Objective ::
Single out each line with the word "days" and copy it.

• • •

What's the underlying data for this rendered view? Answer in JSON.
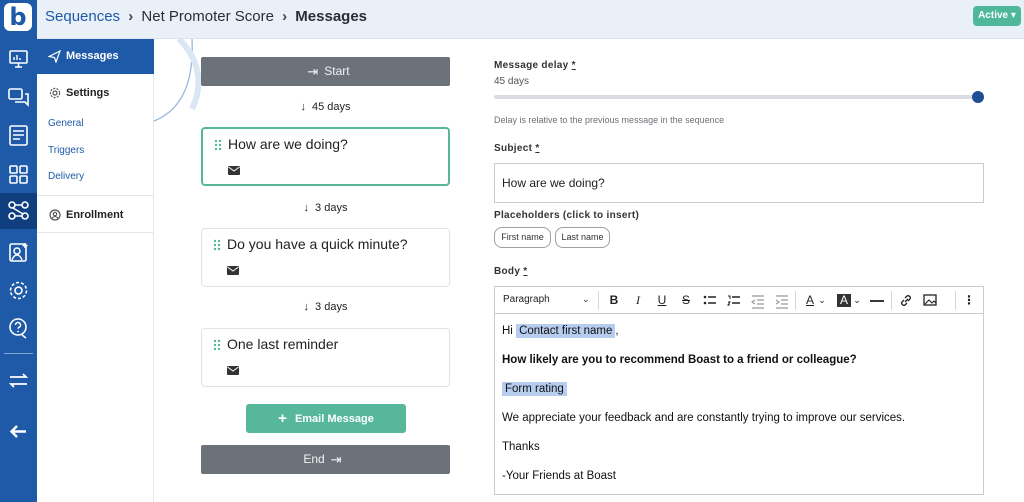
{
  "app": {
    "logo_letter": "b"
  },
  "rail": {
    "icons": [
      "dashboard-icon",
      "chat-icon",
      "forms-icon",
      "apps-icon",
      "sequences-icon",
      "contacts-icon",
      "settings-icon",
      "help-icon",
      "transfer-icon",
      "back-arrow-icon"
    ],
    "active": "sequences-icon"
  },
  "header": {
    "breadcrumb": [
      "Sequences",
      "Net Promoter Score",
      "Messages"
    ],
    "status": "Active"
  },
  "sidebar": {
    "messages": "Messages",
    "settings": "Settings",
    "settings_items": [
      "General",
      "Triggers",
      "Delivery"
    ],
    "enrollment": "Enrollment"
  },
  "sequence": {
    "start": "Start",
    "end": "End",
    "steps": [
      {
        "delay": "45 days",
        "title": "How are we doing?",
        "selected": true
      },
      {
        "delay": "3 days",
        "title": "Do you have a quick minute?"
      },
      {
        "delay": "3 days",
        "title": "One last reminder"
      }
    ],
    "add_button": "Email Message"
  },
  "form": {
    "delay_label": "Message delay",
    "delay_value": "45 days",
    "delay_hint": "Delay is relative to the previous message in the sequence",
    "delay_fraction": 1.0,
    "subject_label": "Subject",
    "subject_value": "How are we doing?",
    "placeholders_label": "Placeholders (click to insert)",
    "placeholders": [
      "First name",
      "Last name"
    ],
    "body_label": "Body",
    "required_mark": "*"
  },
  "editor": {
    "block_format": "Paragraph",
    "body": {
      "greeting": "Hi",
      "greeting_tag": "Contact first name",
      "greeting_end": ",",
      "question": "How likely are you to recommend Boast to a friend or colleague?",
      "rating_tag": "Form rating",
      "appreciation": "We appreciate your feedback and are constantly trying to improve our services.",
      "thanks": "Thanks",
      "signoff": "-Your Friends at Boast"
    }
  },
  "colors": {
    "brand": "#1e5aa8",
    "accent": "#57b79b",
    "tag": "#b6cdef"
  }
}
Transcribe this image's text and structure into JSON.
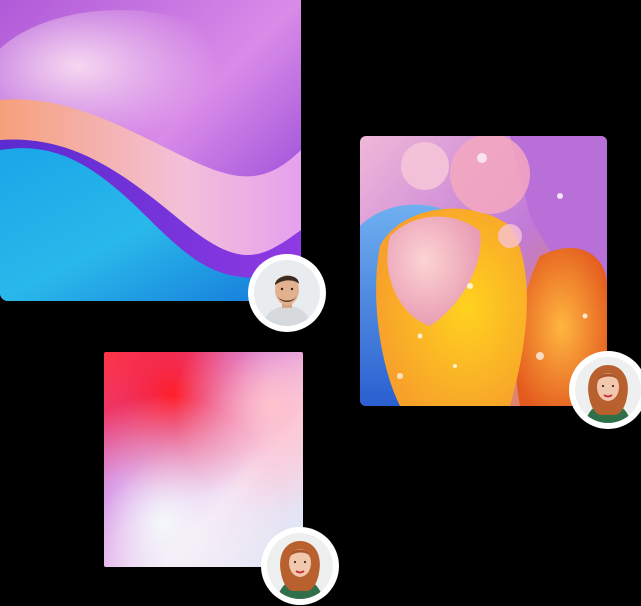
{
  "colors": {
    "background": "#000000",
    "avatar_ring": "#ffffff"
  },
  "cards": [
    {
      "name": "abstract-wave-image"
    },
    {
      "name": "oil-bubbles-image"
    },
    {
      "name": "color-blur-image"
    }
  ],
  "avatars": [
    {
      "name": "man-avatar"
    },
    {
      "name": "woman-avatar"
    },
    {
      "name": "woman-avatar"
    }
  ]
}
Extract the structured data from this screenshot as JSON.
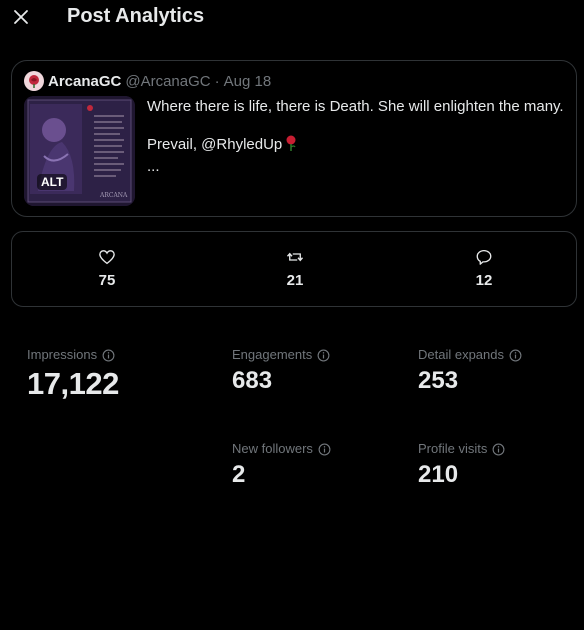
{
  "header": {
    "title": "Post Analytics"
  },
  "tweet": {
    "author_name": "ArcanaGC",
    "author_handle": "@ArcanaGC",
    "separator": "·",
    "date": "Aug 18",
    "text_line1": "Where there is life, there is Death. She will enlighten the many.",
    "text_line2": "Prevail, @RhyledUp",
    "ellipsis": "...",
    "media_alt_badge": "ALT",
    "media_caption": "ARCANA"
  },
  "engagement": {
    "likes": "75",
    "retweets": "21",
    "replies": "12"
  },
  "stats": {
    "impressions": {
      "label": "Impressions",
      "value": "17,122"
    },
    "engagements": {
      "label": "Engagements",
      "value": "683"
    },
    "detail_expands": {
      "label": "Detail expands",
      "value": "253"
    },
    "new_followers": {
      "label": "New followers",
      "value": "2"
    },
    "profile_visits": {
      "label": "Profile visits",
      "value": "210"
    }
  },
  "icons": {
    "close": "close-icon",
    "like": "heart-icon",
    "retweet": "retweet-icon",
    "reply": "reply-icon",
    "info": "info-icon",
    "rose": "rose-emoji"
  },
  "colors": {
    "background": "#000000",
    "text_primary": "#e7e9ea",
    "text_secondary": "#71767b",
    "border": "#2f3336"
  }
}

• • •

Answer to the exercise ::
        "delay": "45 days",
        "delay": "3 days",
        "delay": "3 days",
    "delay_value": "45 days",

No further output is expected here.